(Given instruction) Rewrite each of the rows below, swapping every occurrence of "screenshot" for "screen capture" and leaving everything else unchanged. Leave the pictures out of your output.

(Entries provided)
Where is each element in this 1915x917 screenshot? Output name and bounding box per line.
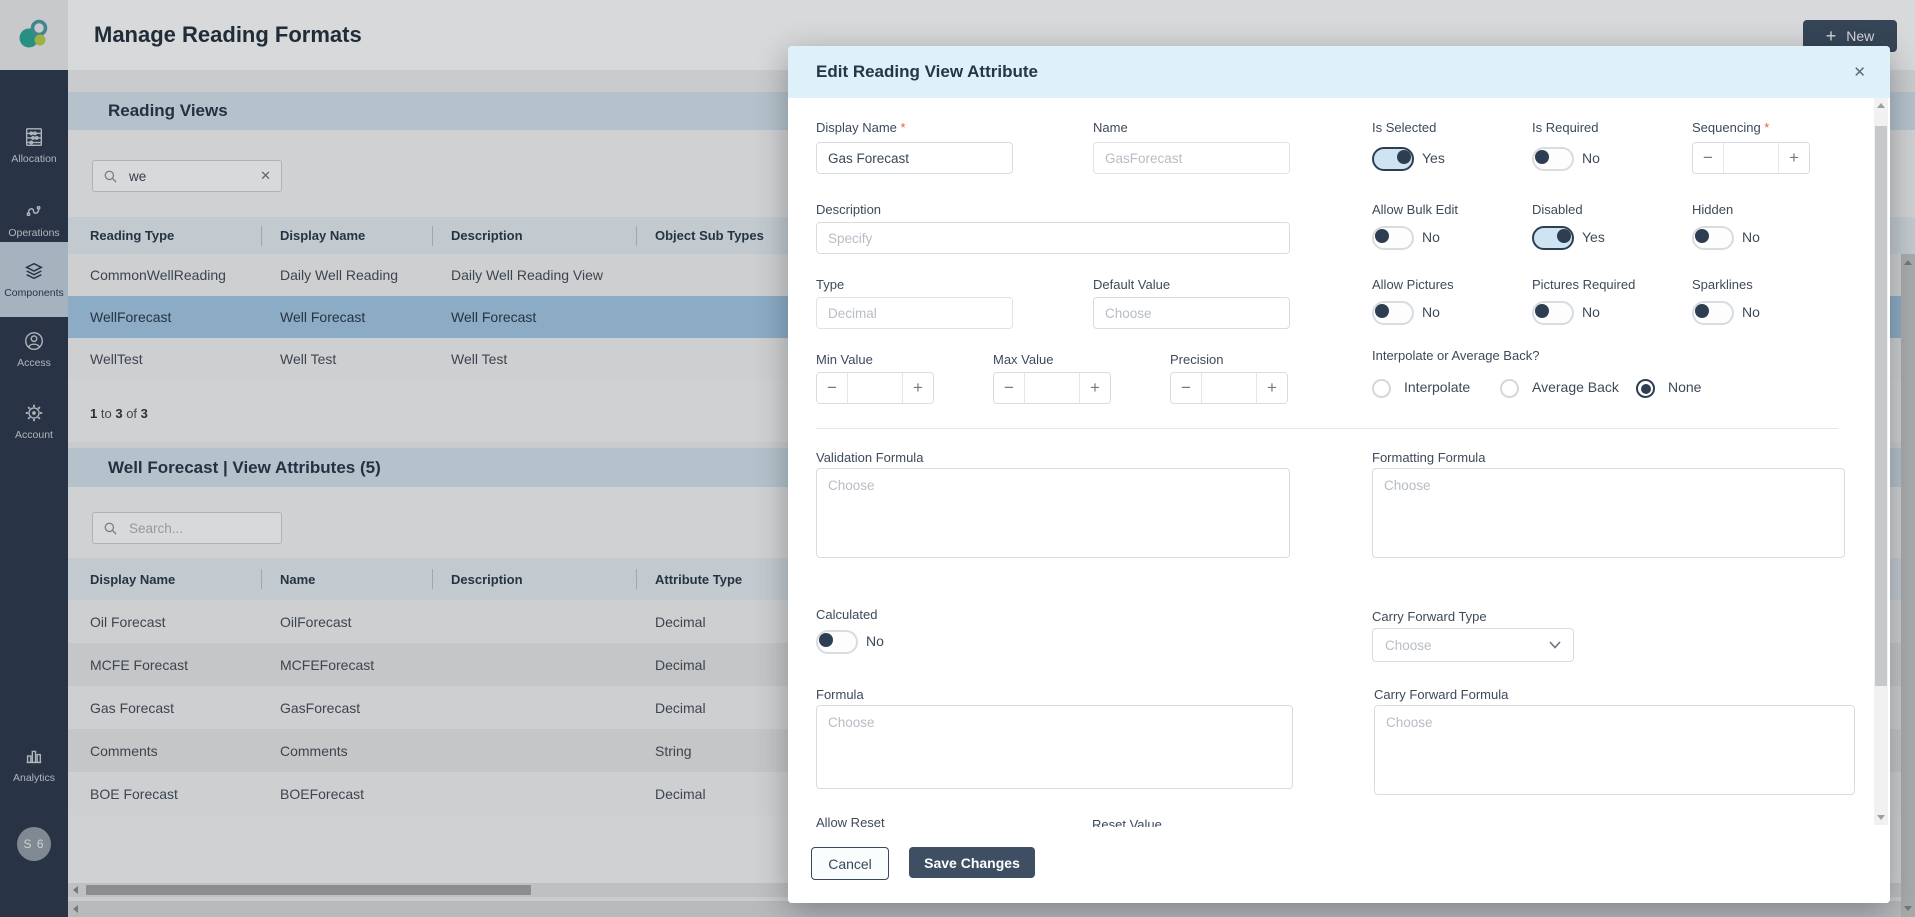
allow-bulk-edit-state: No — [1422, 229, 1440, 245]
carry-forward-formula-label: Carry Forward Formula — [1374, 687, 1508, 702]
display-name-field[interactable] — [816, 142, 1013, 174]
default-value-label: Default Value — [1093, 277, 1170, 292]
name-label: Name — [1093, 120, 1128, 135]
is-required-label: Is Required — [1532, 120, 1598, 135]
is-selected-state: Yes — [1422, 150, 1445, 166]
is-selected-label: Is Selected — [1372, 120, 1436, 135]
cancel-button[interactable]: Cancel — [811, 847, 889, 880]
is-required-toggle[interactable] — [1532, 147, 1574, 171]
calculated-toggle[interactable] — [816, 630, 858, 654]
carry-forward-type-select[interactable]: Choose — [1372, 628, 1574, 662]
radio-interpolate-label: Interpolate — [1404, 379, 1470, 395]
radio-average-back-label: Average Back — [1532, 379, 1619, 395]
type-field — [816, 297, 1013, 329]
name-field — [1093, 142, 1290, 174]
precision-stepper: − + — [1170, 372, 1288, 404]
disabled-state: Yes — [1582, 229, 1605, 245]
validation-formula-field[interactable] — [816, 468, 1290, 558]
save-changes-button[interactable]: Save Changes — [909, 847, 1035, 878]
increment-icon[interactable]: + — [1257, 373, 1287, 403]
scrollbar-thumb[interactable] — [1875, 126, 1887, 686]
pictures-required-label: Pictures Required — [1532, 277, 1635, 292]
increment-icon[interactable]: + — [1779, 143, 1809, 173]
close-icon[interactable]: ✕ — [1853, 63, 1866, 81]
decrement-icon[interactable]: − — [1693, 143, 1723, 173]
allow-bulk-edit-toggle[interactable] — [1372, 226, 1414, 250]
sequencing-label: Sequencing * — [1692, 120, 1769, 135]
modal-title: Edit Reading View Attribute — [816, 62, 1038, 82]
max-value-field[interactable] — [1024, 373, 1080, 403]
default-value-field[interactable] — [1093, 297, 1290, 329]
description-label: Description — [816, 202, 881, 217]
sparklines-label: Sparklines — [1692, 277, 1753, 292]
required-asterisk: * — [901, 120, 906, 135]
display-name-label: Display Name * — [816, 120, 906, 135]
sparklines-state: No — [1742, 304, 1760, 320]
precision-field[interactable] — [1201, 373, 1257, 403]
decrement-icon[interactable]: − — [994, 373, 1024, 403]
scroll-down-arrow[interactable] — [1877, 815, 1885, 820]
sequencing-field[interactable] — [1723, 143, 1779, 173]
modal-header: Edit Reading View Attribute — [788, 46, 1890, 98]
hidden-toggle[interactable] — [1692, 226, 1734, 250]
pictures-required-toggle[interactable] — [1532, 301, 1574, 325]
is-required-state: No — [1582, 150, 1600, 166]
formula-field[interactable] — [816, 705, 1293, 789]
formula-label: Formula — [816, 687, 864, 702]
pictures-required-state: No — [1582, 304, 1600, 320]
max-value-label: Max Value — [993, 352, 1053, 367]
increment-icon[interactable]: + — [1080, 373, 1110, 403]
min-value-field[interactable] — [847, 373, 903, 403]
validation-formula-label: Validation Formula — [816, 450, 923, 465]
is-selected-toggle[interactable] — [1372, 147, 1414, 171]
sparklines-toggle[interactable] — [1692, 301, 1734, 325]
formatting-formula-field[interactable] — [1372, 468, 1845, 558]
calculated-state: No — [866, 633, 884, 649]
min-value-label: Min Value — [816, 352, 873, 367]
formatting-formula-label: Formatting Formula — [1372, 450, 1485, 465]
radio-interpolate[interactable] — [1372, 379, 1391, 398]
description-field[interactable] — [816, 222, 1290, 254]
interpolate-group-label: Interpolate or Average Back? — [1372, 348, 1539, 363]
app-window: Manage Reading Formats + New Allocation … — [0, 0, 1915, 917]
carry-forward-type-label: Carry Forward Type — [1372, 609, 1487, 624]
select-value: Choose — [1385, 638, 1432, 653]
required-asterisk: * — [1764, 120, 1769, 135]
disabled-label: Disabled — [1532, 202, 1583, 217]
allow-pictures-toggle[interactable] — [1372, 301, 1414, 325]
decrement-icon[interactable]: − — [1171, 373, 1201, 403]
type-label: Type — [816, 277, 844, 292]
scroll-up-arrow[interactable] — [1877, 103, 1885, 108]
increment-icon[interactable]: + — [903, 373, 933, 403]
sequencing-stepper: − + — [1692, 142, 1810, 174]
min-value-stepper: − + — [816, 372, 934, 404]
section-divider — [816, 428, 1838, 429]
allow-bulk-edit-label: Allow Bulk Edit — [1372, 202, 1458, 217]
precision-label: Precision — [1170, 352, 1223, 367]
carry-forward-formula-field[interactable] — [1374, 705, 1855, 795]
modal-footer: Cancel Save Changes — [788, 827, 1890, 903]
decrement-icon[interactable]: − — [817, 373, 847, 403]
radio-average-back[interactable] — [1500, 379, 1519, 398]
chevron-down-icon — [1549, 641, 1561, 649]
hidden-state: No — [1742, 229, 1760, 245]
disabled-toggle[interactable] — [1532, 226, 1574, 250]
allow-pictures-state: No — [1422, 304, 1440, 320]
allow-pictures-label: Allow Pictures — [1372, 277, 1454, 292]
radio-none[interactable] — [1636, 379, 1655, 398]
edit-attribute-modal: Edit Reading View Attribute ✕ Display Na… — [788, 46, 1890, 903]
max-value-stepper: − + — [993, 372, 1111, 404]
calculated-label: Calculated — [816, 607, 877, 622]
hidden-label: Hidden — [1692, 202, 1733, 217]
modal-vertical-scrollbar[interactable] — [1874, 98, 1888, 825]
radio-none-label: None — [1668, 379, 1701, 395]
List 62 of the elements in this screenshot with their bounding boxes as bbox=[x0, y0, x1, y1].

(Solution for this problem)
Where is each element in this 1915x917 screen capture? Output name and bounding box per line.
allow-bulk-edit-state: No — [1422, 229, 1440, 245]
carry-forward-formula-label: Carry Forward Formula — [1374, 687, 1508, 702]
display-name-field[interactable] — [816, 142, 1013, 174]
default-value-label: Default Value — [1093, 277, 1170, 292]
name-label: Name — [1093, 120, 1128, 135]
is-required-label: Is Required — [1532, 120, 1598, 135]
is-selected-state: Yes — [1422, 150, 1445, 166]
is-selected-label: Is Selected — [1372, 120, 1436, 135]
cancel-button[interactable]: Cancel — [811, 847, 889, 880]
is-required-toggle[interactable] — [1532, 147, 1574, 171]
calculated-toggle[interactable] — [816, 630, 858, 654]
carry-forward-type-select[interactable]: Choose — [1372, 628, 1574, 662]
radio-interpolate-label: Interpolate — [1404, 379, 1470, 395]
radio-average-back-label: Average Back — [1532, 379, 1619, 395]
type-field — [816, 297, 1013, 329]
name-field — [1093, 142, 1290, 174]
precision-stepper: − + — [1170, 372, 1288, 404]
disabled-state: Yes — [1582, 229, 1605, 245]
validation-formula-field[interactable] — [816, 468, 1290, 558]
save-changes-button[interactable]: Save Changes — [909, 847, 1035, 878]
increment-icon[interactable]: + — [1257, 373, 1287, 403]
scrollbar-thumb[interactable] — [1875, 126, 1887, 686]
pictures-required-label: Pictures Required — [1532, 277, 1635, 292]
increment-icon[interactable]: + — [1779, 143, 1809, 173]
close-icon[interactable]: ✕ — [1853, 63, 1866, 81]
decrement-icon[interactable]: − — [1693, 143, 1723, 173]
allow-bulk-edit-toggle[interactable] — [1372, 226, 1414, 250]
sequencing-label: Sequencing * — [1692, 120, 1769, 135]
modal-title: Edit Reading View Attribute — [816, 62, 1038, 82]
max-value-field[interactable] — [1024, 373, 1080, 403]
default-value-field[interactable] — [1093, 297, 1290, 329]
description-label: Description — [816, 202, 881, 217]
sparklines-label: Sparklines — [1692, 277, 1753, 292]
required-asterisk: * — [901, 120, 906, 135]
display-name-label: Display Name * — [816, 120, 906, 135]
sparklines-state: No — [1742, 304, 1760, 320]
precision-field[interactable] — [1201, 373, 1257, 403]
decrement-icon[interactable]: − — [994, 373, 1024, 403]
scroll-down-arrow[interactable] — [1877, 815, 1885, 820]
sequencing-field[interactable] — [1723, 143, 1779, 173]
modal-header: Edit Reading View Attribute — [788, 46, 1890, 98]
hidden-toggle[interactable] — [1692, 226, 1734, 250]
pictures-required-toggle[interactable] — [1532, 301, 1574, 325]
is-required-state: No — [1582, 150, 1600, 166]
formula-field[interactable] — [816, 705, 1293, 789]
formula-label: Formula — [816, 687, 864, 702]
pictures-required-state: No — [1582, 304, 1600, 320]
max-value-label: Max Value — [993, 352, 1053, 367]
increment-icon[interactable]: + — [1080, 373, 1110, 403]
min-value-field[interactable] — [847, 373, 903, 403]
validation-formula-label: Validation Formula — [816, 450, 923, 465]
is-selected-toggle[interactable] — [1372, 147, 1414, 171]
sparklines-toggle[interactable] — [1692, 301, 1734, 325]
formatting-formula-field[interactable] — [1372, 468, 1845, 558]
calculated-state: No — [866, 633, 884, 649]
min-value-label: Min Value — [816, 352, 873, 367]
formatting-formula-label: Formatting Formula — [1372, 450, 1485, 465]
radio-interpolate[interactable] — [1372, 379, 1391, 398]
description-field[interactable] — [816, 222, 1290, 254]
interpolate-group-label: Interpolate or Average Back? — [1372, 348, 1539, 363]
app-window: Manage Reading Formats + New Allocation … — [0, 0, 1915, 917]
carry-forward-type-label: Carry Forward Type — [1372, 609, 1487, 624]
select-value: Choose — [1385, 638, 1432, 653]
required-asterisk: * — [1764, 120, 1769, 135]
disabled-label: Disabled — [1532, 202, 1583, 217]
allow-pictures-toggle[interactable] — [1372, 301, 1414, 325]
decrement-icon[interactable]: − — [1171, 373, 1201, 403]
type-label: Type — [816, 277, 844, 292]
scroll-up-arrow[interactable] — [1877, 103, 1885, 108]
increment-icon[interactable]: + — [903, 373, 933, 403]
sequencing-stepper: − + — [1692, 142, 1810, 174]
min-value-stepper: − + — [816, 372, 934, 404]
section-divider — [816, 428, 1838, 429]
allow-bulk-edit-label: Allow Bulk Edit — [1372, 202, 1458, 217]
precision-label: Precision — [1170, 352, 1223, 367]
carry-forward-formula-field[interactable] — [1374, 705, 1855, 795]
modal-footer: Cancel Save Changes — [788, 827, 1890, 903]
decrement-icon[interactable]: − — [817, 373, 847, 403]
radio-average-back[interactable] — [1500, 379, 1519, 398]
chevron-down-icon — [1549, 641, 1561, 649]
hidden-state: No — [1742, 229, 1760, 245]
disabled-toggle[interactable] — [1532, 226, 1574, 250]
allow-pictures-state: No — [1422, 304, 1440, 320]
allow-pictures-label: Allow Pictures — [1372, 277, 1454, 292]
radio-none[interactable] — [1636, 379, 1655, 398]
edit-attribute-modal: Edit Reading View Attribute ✕ Display Na… — [788, 46, 1890, 903]
max-value-stepper: − + — [993, 372, 1111, 404]
calculated-label: Calculated — [816, 607, 877, 622]
hidden-label: Hidden — [1692, 202, 1733, 217]
modal-vertical-scrollbar[interactable] — [1874, 98, 1888, 825]
radio-none-label: None — [1668, 379, 1701, 395]
List 62 of the elements in this screen capture with their bounding boxes as bbox=[x0, y0, x1, y1].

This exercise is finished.